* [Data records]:
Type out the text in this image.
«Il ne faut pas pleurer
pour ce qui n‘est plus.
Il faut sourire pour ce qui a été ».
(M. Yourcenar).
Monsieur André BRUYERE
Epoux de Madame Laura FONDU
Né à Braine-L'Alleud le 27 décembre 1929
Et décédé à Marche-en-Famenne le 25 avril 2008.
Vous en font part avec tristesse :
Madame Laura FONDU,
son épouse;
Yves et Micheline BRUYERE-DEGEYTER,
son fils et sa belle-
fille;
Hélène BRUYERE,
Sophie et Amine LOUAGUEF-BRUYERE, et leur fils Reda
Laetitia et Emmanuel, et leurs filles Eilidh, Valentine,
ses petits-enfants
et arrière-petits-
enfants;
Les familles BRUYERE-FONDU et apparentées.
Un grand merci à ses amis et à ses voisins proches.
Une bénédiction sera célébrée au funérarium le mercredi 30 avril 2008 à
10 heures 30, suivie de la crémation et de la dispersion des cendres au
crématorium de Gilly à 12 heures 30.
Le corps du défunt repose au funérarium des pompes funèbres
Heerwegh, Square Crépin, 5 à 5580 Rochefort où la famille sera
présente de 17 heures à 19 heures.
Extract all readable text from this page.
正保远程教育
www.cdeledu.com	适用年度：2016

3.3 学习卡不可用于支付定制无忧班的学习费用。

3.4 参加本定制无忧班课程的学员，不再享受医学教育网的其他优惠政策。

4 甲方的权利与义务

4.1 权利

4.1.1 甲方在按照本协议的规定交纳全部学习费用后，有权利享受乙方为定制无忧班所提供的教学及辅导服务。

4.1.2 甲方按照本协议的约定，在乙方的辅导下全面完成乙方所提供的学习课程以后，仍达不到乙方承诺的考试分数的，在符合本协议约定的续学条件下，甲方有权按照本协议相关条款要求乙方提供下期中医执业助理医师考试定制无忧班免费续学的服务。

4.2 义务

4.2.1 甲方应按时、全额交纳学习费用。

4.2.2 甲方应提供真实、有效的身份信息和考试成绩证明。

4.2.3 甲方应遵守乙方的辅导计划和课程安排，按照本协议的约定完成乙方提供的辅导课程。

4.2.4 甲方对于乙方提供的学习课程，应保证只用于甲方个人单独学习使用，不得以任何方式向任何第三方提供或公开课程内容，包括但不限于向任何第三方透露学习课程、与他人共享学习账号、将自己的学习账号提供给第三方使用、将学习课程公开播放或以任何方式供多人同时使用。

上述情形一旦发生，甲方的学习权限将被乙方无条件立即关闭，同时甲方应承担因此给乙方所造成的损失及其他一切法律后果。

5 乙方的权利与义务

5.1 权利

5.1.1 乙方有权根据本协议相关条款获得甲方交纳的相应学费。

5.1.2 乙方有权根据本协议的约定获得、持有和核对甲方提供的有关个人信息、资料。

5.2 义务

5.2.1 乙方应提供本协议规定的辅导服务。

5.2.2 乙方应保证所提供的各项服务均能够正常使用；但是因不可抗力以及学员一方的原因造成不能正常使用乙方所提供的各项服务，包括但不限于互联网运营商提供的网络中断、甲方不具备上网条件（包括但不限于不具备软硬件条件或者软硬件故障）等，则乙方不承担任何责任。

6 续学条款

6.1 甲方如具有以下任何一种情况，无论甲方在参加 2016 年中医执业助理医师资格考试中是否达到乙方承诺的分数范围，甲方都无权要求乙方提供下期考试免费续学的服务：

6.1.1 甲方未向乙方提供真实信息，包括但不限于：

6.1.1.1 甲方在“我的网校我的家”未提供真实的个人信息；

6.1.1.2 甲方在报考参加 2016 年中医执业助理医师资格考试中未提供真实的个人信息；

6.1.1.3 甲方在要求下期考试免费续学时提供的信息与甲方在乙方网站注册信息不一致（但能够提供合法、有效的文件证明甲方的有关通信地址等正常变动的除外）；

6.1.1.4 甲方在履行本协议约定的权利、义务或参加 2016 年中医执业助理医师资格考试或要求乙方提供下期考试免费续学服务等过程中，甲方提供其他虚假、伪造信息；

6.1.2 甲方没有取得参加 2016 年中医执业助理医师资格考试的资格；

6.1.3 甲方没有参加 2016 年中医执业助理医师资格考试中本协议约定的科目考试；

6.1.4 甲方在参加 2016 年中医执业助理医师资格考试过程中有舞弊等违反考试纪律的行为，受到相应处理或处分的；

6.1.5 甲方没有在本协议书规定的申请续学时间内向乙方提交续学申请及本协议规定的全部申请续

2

* [Do this]: Copy out all of the data exactly, leaving nothing out.

* [The completed task]:
Type out the text in this image.
«Il ne faut pas pleurer
pour ce qui n‘est plus.
Il faut sourire pour ce qui a été ».
(M. Yourcenar).
Monsieur André BRUYERE
Epoux de Madame Laura FONDU
Né à Braine-L'Alleud le 27 décembre 1929
Et décédé à Marche-en-Famenne le 25 avril 2008.
Vous en font part avec tristesse :
Madame Laura FONDU,
son épouse;
Yves et Micheline BRUYERE-DEGEYTER,
son fils et sa belle-
fille;
Hélène BRUYERE,
Sophie et Amine LOUAGUEF-BRUYERE, et leur fils Reda
Laetitia et Emmanuel, et leurs filles Eilidh, Valentine,
ses petits-enfants
et arrière-petits-
enfants;
Les familles BRUYERE-FONDU et apparentées.
Un grand merci à ses amis et à ses voisins proches.
Une bénédiction sera célébrée au funérarium le mercredi 30 avril 2008 à
10 heures 30, suivie de la crémation et de la dispersion des cendres au
crématorium de Gilly à 12 heures 30.
Le corps du défunt repose au funérarium des pompes funèbres
Heerwegh, Square Crépin, 5 à 5580 Rochefort où la famille sera
présente de 17 heures à 19 heures.
Extract all readable text from this page.
正保远程教育
www.cdeledu.com	适用年度：2016

3.3 学习卡不可用于支付定制无忧班的学习费用。

3.4 参加本定制无忧班课程的学员，不再享受医学教育网的其他优惠政策。

4 甲方的权利与义务

4.1 权利

4.1.1 甲方在按照本协议的规定交纳全部学习费用后，有权利享受乙方为定制无忧班所提供的教学及辅导服务。

4.1.2 甲方按照本协议的约定，在乙方的辅导下全面完成乙方所提供的学习课程以后，仍达不到乙方承诺的考试分数的，在符合本协议约定的续学条件下，甲方有权按照本协议相关条款要求乙方提供下期中医执业助理医师考试定制无忧班免费续学的服务。

4.2 义务

4.2.1 甲方应按时、全额交纳学习费用。

4.2.2 甲方应提供真实、有效的身份信息和考试成绩证明。

4.2.3 甲方应遵守乙方的辅导计划和课程安排，按照本协议的约定完成乙方提供的辅导课程。

4.2.4 甲方对于乙方提供的学习课程，应保证只用于甲方个人单独学习使用，不得以任何方式向任何第三方提供或公开课程内容，包括但不限于向任何第三方透露学习课程、与他人共享学习账号、将自己的学习账号提供给第三方使用、将学习课程公开播放或以任何方式供多人同时使用。

上述情形一旦发生，甲方的学习权限将被乙方无条件立即关闭，同时甲方应承担因此给乙方所造成的损失及其他一切法律后果。

5 乙方的权利与义务

5.1 权利

5.1.1 乙方有权根据本协议相关条款获得甲方交纳的相应学费。

5.1.2 乙方有权根据本协议的约定获得、持有和核对甲方提供的有关个人信息、资料。

5.2 义务

5.2.1 乙方应提供本协议规定的辅导服务。

5.2.2 乙方应保证所提供的各项服务均能够正常使用；但是因不可抗力以及学员一方的原因造成不能正常使用乙方所提供的各项服务，包括但不限于互联网运营商提供的网络中断、甲方不具备上网条件（包括但不限于不具备软硬件条件或者软硬件故障）等，则乙方不承担任何责任。

6 续学条款

6.1 甲方如具有以下任何一种情况，无论甲方在参加 2016 年中医执业助理医师资格考试中是否达到乙方承诺的分数范围，甲方都无权要求乙方提供下期考试免费续学的服务：

6.1.1 甲方未向乙方提供真实信息，包括但不限于：

6.1.1.1 甲方在“我的网校我的家”未提供真实的个人信息；

6.1.1.2 甲方在报考参加 2016 年中医执业助理医师资格考试中未提供真实的个人信息；

6.1.1.3 甲方在要求下期考试免费续学时提供的信息与甲方在乙方网站注册信息不一致（但能够提供合法、有效的文件证明甲方的有关通信地址等正常变动的除外）；

6.1.1.4 甲方在履行本协议约定的权利、义务或参加 2016 年中医执业助理医师资格考试或要求乙方提供下期考试免费续学服务等过程中，甲方提供其他虚假、伪造信息；

6.1.2 甲方没有取得参加 2016 年中医执业助理医师资格考试的资格；

6.1.3 甲方没有参加 2016 年中医执业助理医师资格考试中本协议约定的科目考试；

6.1.4 甲方在参加 2016 年中医执业助理医师资格考试过程中有舞弊等违反考试纪律的行为，受到相应处理或处分的；

6.1.5 甲方没有在本协议书规定的申请续学时间内向乙方提交续学申请及本协议规定的全部申请续

2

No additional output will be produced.